Instruction:
Write out the items below word for word. Start with their first line and stop after the line that contains "eds-dot xyxy=(840,191,842,194)".
--- Start ---
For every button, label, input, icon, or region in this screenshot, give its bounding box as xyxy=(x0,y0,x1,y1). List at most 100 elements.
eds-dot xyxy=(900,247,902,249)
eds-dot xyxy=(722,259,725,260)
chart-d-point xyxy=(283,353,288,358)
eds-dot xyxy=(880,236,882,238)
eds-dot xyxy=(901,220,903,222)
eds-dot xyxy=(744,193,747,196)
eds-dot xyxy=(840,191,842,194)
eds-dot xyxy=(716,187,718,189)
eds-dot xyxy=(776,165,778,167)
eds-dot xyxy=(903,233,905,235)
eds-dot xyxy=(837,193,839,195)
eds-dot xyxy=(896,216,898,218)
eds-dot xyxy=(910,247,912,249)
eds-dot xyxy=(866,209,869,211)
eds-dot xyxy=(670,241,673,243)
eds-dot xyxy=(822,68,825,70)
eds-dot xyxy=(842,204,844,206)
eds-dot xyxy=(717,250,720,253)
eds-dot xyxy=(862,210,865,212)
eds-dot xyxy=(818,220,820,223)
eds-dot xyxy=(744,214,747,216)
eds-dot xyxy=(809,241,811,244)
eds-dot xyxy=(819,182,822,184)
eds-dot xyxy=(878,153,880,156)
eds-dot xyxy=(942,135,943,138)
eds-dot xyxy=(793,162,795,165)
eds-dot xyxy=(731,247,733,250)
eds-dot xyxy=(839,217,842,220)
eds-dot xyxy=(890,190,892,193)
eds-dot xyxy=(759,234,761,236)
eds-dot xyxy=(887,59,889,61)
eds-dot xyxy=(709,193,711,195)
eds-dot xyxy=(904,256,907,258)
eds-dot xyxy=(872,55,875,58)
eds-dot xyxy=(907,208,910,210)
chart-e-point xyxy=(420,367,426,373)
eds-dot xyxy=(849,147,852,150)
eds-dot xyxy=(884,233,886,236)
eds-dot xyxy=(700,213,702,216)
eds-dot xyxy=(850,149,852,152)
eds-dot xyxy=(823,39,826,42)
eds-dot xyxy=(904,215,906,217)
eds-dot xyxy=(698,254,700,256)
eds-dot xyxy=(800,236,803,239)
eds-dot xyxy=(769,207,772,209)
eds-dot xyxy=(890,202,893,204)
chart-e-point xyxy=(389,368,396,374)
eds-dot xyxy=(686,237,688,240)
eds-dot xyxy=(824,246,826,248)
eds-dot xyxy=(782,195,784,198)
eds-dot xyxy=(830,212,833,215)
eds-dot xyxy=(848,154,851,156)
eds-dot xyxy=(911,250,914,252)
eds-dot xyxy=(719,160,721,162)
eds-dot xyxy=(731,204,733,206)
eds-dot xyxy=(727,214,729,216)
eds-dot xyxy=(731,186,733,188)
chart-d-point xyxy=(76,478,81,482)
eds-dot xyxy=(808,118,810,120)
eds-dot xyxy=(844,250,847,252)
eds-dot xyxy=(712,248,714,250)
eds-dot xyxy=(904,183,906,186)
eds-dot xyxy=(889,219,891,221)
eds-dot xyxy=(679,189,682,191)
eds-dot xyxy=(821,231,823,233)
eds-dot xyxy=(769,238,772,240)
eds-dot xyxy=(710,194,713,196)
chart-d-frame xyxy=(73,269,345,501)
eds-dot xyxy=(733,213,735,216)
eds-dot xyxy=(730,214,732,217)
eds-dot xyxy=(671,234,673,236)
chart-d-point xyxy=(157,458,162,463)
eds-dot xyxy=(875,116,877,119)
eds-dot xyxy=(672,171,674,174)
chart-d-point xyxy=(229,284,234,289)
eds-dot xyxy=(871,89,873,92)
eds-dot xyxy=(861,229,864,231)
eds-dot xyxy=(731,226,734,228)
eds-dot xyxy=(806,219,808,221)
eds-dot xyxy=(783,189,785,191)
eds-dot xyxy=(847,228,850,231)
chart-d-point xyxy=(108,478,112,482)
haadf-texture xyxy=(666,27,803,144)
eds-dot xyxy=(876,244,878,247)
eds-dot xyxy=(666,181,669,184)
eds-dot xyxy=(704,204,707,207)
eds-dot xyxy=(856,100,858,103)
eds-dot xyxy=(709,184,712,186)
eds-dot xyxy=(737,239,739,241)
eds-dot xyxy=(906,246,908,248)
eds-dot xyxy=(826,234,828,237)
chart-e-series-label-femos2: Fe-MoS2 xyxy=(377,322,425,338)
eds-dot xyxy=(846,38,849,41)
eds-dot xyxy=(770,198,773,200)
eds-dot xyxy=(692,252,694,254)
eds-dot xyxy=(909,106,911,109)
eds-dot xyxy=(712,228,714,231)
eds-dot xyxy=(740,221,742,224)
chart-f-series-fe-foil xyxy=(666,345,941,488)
--- End ---
Task result:
For every button, label, input, icon, or region in this screenshot, give its bounding box as xyxy=(x0,y0,x1,y1). List at most 100 elements.
eds-dot xyxy=(900,247,902,249)
eds-dot xyxy=(722,259,725,260)
chart-d-point xyxy=(283,353,288,358)
eds-dot xyxy=(880,236,882,238)
eds-dot xyxy=(901,220,903,222)
eds-dot xyxy=(744,193,747,196)
eds-dot xyxy=(840,191,842,194)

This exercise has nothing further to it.